Aufgabenstellung: Ermitteln Sie alle Zeilen, in denen die Zeichenfolge „plot“ vorkommt, und geben Sie jede davon vollständig wieder.

====== Zu verarbeitende Daten

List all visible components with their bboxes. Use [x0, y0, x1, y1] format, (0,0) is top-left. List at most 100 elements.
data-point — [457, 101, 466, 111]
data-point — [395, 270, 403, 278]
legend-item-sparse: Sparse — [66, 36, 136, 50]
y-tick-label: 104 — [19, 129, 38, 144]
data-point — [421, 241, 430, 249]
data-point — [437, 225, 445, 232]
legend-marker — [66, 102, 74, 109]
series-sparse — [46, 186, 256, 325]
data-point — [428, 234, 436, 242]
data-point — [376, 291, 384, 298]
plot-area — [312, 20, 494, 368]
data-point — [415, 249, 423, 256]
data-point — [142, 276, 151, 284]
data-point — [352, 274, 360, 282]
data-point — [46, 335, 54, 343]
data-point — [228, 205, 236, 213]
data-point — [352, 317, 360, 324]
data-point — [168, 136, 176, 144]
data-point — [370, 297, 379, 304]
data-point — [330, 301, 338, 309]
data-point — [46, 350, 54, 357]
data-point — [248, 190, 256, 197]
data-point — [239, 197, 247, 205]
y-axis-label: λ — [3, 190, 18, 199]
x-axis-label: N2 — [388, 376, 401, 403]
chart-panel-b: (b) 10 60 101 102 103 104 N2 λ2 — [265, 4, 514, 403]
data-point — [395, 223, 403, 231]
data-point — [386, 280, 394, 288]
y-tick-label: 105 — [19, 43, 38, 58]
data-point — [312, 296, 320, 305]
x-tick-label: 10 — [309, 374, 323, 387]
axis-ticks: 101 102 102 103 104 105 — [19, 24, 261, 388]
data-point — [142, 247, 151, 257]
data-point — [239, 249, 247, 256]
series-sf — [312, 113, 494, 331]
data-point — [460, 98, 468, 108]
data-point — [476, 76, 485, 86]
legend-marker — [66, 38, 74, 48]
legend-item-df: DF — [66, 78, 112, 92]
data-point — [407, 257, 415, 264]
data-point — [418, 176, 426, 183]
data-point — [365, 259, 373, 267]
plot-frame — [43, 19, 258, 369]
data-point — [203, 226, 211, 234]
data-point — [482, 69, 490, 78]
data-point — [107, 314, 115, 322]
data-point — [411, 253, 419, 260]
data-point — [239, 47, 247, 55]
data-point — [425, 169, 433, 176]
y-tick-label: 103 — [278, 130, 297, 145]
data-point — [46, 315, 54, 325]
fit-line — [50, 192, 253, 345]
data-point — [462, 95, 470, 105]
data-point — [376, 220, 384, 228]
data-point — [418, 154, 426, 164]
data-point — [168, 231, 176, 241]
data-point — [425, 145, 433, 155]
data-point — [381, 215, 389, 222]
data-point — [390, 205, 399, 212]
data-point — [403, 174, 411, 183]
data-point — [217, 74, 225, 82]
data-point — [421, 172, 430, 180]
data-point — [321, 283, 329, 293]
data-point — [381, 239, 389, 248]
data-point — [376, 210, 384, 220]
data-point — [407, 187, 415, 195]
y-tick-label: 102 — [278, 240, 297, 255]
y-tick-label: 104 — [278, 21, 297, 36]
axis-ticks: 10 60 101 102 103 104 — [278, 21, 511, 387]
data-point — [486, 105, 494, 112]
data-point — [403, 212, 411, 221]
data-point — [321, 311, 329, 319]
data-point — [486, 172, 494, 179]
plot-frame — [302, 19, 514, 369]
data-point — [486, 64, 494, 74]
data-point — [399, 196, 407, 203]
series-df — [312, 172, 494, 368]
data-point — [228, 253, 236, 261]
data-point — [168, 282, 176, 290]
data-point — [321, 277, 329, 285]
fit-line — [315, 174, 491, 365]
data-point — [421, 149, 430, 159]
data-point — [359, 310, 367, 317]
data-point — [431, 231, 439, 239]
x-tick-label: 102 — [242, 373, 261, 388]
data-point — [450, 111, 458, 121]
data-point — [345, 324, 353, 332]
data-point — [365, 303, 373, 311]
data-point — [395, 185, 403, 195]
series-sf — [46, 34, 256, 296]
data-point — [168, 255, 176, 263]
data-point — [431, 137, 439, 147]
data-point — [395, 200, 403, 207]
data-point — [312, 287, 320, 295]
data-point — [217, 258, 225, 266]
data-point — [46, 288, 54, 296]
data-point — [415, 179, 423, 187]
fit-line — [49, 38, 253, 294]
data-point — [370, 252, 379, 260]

============

Musterlösung:
plot-area — [312, 20, 494, 368]
plot-frame — [43, 19, 258, 369]
plot-frame — [302, 19, 514, 369]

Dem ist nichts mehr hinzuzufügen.